• Required task:
Give the count of lines in the data that include the string "integer", with no added remarks.

• Dataset listings of figures:
+++
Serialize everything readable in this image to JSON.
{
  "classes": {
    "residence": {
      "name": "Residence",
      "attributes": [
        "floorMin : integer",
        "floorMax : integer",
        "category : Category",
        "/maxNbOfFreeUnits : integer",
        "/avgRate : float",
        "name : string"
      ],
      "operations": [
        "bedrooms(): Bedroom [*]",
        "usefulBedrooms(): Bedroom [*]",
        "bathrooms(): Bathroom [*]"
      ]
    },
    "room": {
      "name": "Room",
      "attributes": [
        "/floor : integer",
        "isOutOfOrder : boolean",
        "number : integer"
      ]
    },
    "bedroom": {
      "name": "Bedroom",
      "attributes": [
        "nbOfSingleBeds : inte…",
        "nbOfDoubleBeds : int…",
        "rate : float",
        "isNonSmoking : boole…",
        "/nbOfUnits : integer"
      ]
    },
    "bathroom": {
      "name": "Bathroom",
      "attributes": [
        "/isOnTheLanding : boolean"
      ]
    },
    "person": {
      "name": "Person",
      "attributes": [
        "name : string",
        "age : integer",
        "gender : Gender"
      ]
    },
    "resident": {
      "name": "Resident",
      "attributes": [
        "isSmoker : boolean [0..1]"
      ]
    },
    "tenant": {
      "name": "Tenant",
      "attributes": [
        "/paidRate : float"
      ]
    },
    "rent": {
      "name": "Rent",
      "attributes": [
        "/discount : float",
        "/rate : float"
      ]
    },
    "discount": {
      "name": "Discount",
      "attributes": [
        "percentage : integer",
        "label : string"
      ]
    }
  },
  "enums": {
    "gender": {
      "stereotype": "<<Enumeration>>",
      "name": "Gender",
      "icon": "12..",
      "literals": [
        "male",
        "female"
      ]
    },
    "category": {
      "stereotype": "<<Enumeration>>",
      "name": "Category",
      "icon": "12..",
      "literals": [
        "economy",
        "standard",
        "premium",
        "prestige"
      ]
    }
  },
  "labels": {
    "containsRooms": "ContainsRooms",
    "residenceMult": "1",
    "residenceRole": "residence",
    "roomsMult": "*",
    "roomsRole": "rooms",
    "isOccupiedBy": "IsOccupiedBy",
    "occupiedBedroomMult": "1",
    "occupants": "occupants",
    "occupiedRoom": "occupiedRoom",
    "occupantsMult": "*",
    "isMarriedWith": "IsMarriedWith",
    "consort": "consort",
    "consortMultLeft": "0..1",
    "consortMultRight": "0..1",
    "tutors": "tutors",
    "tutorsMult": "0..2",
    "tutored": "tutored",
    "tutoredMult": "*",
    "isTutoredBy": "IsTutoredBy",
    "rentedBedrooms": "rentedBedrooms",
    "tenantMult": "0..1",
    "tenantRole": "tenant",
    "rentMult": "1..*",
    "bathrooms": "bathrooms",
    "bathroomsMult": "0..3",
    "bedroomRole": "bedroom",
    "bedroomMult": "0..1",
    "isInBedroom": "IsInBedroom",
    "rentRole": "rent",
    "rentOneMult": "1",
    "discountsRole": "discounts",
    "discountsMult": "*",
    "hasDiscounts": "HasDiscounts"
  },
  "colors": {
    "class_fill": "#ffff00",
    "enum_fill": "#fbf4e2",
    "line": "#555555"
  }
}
+++
• The answer:
8